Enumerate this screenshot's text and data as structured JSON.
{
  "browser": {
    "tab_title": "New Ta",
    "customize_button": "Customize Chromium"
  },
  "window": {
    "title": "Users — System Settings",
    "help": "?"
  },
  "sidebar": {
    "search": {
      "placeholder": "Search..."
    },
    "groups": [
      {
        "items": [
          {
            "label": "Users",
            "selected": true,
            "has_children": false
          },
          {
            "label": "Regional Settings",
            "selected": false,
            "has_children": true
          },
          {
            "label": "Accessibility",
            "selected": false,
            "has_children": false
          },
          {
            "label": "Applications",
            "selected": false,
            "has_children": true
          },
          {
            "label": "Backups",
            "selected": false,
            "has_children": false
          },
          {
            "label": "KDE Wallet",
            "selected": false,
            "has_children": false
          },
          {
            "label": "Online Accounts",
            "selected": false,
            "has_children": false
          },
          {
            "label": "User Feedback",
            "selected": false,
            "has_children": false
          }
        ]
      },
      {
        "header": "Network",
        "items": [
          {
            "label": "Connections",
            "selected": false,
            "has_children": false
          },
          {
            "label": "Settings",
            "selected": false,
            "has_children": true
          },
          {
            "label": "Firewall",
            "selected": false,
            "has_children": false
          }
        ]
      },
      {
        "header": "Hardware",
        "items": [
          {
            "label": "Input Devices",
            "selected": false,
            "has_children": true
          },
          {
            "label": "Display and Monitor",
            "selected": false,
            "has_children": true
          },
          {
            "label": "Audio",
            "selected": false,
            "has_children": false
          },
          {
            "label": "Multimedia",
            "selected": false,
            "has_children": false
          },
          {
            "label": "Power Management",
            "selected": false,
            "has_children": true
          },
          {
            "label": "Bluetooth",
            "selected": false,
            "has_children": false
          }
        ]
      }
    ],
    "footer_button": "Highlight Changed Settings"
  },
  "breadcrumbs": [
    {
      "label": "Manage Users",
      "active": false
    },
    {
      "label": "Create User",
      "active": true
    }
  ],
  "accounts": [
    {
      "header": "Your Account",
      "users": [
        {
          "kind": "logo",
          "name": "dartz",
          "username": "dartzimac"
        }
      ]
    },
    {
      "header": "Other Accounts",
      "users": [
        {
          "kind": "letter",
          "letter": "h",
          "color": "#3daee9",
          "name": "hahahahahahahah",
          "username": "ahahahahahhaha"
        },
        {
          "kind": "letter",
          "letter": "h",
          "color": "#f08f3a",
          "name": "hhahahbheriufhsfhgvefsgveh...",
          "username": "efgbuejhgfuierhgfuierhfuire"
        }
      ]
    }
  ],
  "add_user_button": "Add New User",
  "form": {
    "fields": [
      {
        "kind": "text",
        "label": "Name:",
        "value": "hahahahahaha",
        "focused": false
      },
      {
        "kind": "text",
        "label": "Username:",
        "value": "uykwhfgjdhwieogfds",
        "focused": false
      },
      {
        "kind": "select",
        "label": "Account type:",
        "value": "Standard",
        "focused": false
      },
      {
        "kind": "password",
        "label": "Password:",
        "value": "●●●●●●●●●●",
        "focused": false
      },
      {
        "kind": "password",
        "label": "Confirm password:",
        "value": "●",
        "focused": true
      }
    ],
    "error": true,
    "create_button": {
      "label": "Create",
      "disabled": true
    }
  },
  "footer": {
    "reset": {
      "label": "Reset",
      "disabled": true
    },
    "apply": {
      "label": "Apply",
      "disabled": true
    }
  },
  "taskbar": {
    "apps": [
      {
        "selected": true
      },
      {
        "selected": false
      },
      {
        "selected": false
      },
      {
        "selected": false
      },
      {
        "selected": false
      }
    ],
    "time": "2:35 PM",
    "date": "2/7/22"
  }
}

▸ **Exercise aim**: Copy out the whole listing, exactly as written.

▸ **Answer to this exercise**:
Enumerate this screenshot's text and data as structured JSON.
{
  "browser": {
    "tab_title": "New Ta",
    "customize_button": "Customize Chromium"
  },
  "window": {
    "title": "Users — System Settings",
    "help": "?"
  },
  "sidebar": {
    "search": {
      "placeholder": "Search..."
    },
    "groups": [
      {
        "items": [
          {
            "label": "Users",
            "selected": true,
            "has_children": false
          },
          {
            "label": "Regional Settings",
            "selected": false,
            "has_children": true
          },
          {
            "label": "Accessibility",
            "selected": false,
            "has_children": false
          },
          {
            "label": "Applications",
            "selected": false,
            "has_children": true
          },
          {
            "label": "Backups",
            "selected": false,
            "has_children": false
          },
          {
            "label": "KDE Wallet",
            "selected": false,
            "has_children": false
          },
          {
            "label": "Online Accounts",
            "selected": false,
            "has_children": false
          },
          {
            "label": "User Feedback",
            "selected": false,
            "has_children": false
          }
        ]
      },
      {
        "header": "Network",
        "items": [
          {
            "label": "Connections",
            "selected": false,
            "has_children": false
          },
          {
            "label": "Settings",
            "selected": false,
            "has_children": true
          },
          {
            "label": "Firewall",
            "selected": false,
            "has_children": false
          }
        ]
      },
      {
        "header": "Hardware",
        "items": [
          {
            "label": "Input Devices",
            "selected": false,
            "has_children": true
          },
          {
            "label": "Display and Monitor",
            "selected": false,
            "has_children": true
          },
          {
            "label": "Audio",
            "selected": false,
            "has_children": false
          },
          {
            "label": "Multimedia",
            "selected": false,
            "has_children": false
          },
          {
            "label": "Power Management",
            "selected": false,
            "has_children": true
          },
          {
            "label": "Bluetooth",
            "selected": false,
            "has_children": false
          }
        ]
      }
    ],
    "footer_button": "Highlight Changed Settings"
  },
  "breadcrumbs": [
    {
      "label": "Manage Users",
      "active": false
    },
    {
      "label": "Create User",
      "active": true
    }
  ],
  "accounts": [
    {
      "header": "Your Account",
      "users": [
        {
          "kind": "logo",
          "name": "dartz",
          "username": "dartzimac"
        }
      ]
    },
    {
      "header": "Other Accounts",
      "users": [
        {
          "kind": "letter",
          "letter": "h",
          "color": "#3daee9",
          "name": "hahahahahahahah",
          "username": "ahahahahahhaha"
        },
        {
          "kind": "letter",
          "letter": "h",
          "color": "#f08f3a",
          "name": "hhahahbheriufhsfhgvefsgveh...",
          "username": "efgbuejhgfuierhgfuierhfuire"
        }
      ]
    }
  ],
  "add_user_button": "Add New User",
  "form": {
    "fields": [
      {
        "kind": "text",
        "label": "Name:",
        "value": "hahahahahaha",
        "focused": false
      },
      {
        "kind": "text",
        "label": "Username:",
        "value": "uykwhfgjdhwieogfds",
        "focused": false
      },
      {
        "kind": "select",
        "label": "Account type:",
        "value": "Standard",
        "focused": false
      },
      {
        "kind": "password",
        "label": "Password:",
        "value": "●●●●●●●●●●",
        "focused": false
      },
      {
        "kind": "password",
        "label": "Confirm password:",
        "value": "●",
        "focused": true
      }
    ],
    "error": true,
    "create_button": {
      "label": "Create",
      "disabled": true
    }
  },
  "footer": {
    "reset": {
      "label": "Reset",
      "disabled": true
    },
    "apply": {
      "label": "Apply",
      "disabled": true
    }
  },
  "taskbar": {
    "apps": [
      {
        "selected": true
      },
      {
        "selected": false
      },
      {
        "selected": false
      },
      {
        "selected": false
      },
      {
        "selected": false
      }
    ],
    "time": "2:35 PM",
    "date": "2/7/22"
  }
}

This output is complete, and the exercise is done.